* _Input_:

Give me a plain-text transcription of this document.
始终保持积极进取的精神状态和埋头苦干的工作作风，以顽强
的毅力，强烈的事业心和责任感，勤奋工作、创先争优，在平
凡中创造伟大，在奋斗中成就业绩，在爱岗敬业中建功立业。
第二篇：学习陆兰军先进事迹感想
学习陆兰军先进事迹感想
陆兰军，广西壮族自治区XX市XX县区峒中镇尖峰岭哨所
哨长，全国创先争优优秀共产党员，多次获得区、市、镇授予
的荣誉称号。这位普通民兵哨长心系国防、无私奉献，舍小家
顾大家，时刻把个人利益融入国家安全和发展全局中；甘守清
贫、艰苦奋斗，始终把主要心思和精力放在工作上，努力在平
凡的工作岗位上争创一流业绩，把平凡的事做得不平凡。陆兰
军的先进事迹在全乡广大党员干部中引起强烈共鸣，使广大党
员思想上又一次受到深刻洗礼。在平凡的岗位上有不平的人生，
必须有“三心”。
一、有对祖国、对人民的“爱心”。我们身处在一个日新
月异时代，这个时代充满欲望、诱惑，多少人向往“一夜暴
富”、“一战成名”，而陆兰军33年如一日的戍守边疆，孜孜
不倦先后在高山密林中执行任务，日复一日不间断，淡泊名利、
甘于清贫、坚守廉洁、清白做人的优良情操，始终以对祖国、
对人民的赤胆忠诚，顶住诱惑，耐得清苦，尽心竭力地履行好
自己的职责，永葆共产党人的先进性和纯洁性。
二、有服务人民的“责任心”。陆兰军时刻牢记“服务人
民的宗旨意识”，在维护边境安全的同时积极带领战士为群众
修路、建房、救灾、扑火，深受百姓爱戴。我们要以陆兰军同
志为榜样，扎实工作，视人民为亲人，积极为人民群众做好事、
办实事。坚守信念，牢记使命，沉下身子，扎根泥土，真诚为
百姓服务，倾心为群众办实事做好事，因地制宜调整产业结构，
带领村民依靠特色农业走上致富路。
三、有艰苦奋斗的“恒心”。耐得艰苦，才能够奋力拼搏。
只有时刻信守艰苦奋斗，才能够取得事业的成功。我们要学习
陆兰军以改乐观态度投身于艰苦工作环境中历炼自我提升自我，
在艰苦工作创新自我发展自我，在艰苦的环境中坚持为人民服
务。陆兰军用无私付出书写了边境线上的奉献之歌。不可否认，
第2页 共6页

* _Set task_: Restate the data above word for word.

* _Completed exercise_:
Give me a plain-text transcription of this document.
始终保持积极进取的精神状态和埋头苦干的工作作风，以顽强
的毅力，强烈的事业心和责任感，勤奋工作、创先争优，在平
凡中创造伟大，在奋斗中成就业绩，在爱岗敬业中建功立业。
第二篇：学习陆兰军先进事迹感想
学习陆兰军先进事迹感想
陆兰军，广西壮族自治区XX市XX县区峒中镇尖峰岭哨所
哨长，全国创先争优优秀共产党员，多次获得区、市、镇授予
的荣誉称号。这位普通民兵哨长心系国防、无私奉献，舍小家
顾大家，时刻把个人利益融入国家安全和发展全局中；甘守清
贫、艰苦奋斗，始终把主要心思和精力放在工作上，努力在平
凡的工作岗位上争创一流业绩，把平凡的事做得不平凡。陆兰
军的先进事迹在全乡广大党员干部中引起强烈共鸣，使广大党
员思想上又一次受到深刻洗礼。在平凡的岗位上有不平的人生，
必须有“三心”。
一、有对祖国、对人民的“爱心”。我们身处在一个日新
月异时代，这个时代充满欲望、诱惑，多少人向往“一夜暴
富”、“一战成名”，而陆兰军33年如一日的戍守边疆，孜孜
不倦先后在高山密林中执行任务，日复一日不间断，淡泊名利、
甘于清贫、坚守廉洁、清白做人的优良情操，始终以对祖国、
对人民的赤胆忠诚，顶住诱惑，耐得清苦，尽心竭力地履行好
自己的职责，永葆共产党人的先进性和纯洁性。
二、有服务人民的“责任心”。陆兰军时刻牢记“服务人
民的宗旨意识”，在维护边境安全的同时积极带领战士为群众
修路、建房、救灾、扑火，深受百姓爱戴。我们要以陆兰军同
志为榜样，扎实工作，视人民为亲人，积极为人民群众做好事、
办实事。坚守信念，牢记使命，沉下身子，扎根泥土，真诚为
百姓服务，倾心为群众办实事做好事，因地制宜调整产业结构，
带领村民依靠特色农业走上致富路。
三、有艰苦奋斗的“恒心”。耐得艰苦，才能够奋力拼搏。
只有时刻信守艰苦奋斗，才能够取得事业的成功。我们要学习
陆兰军以改乐观态度投身于艰苦工作环境中历炼自我提升自我，
在艰苦工作创新自我发展自我，在艰苦的环境中坚持为人民服
务。陆兰军用无私付出书写了边境线上的奉献之歌。不可否认，
第2页 共6页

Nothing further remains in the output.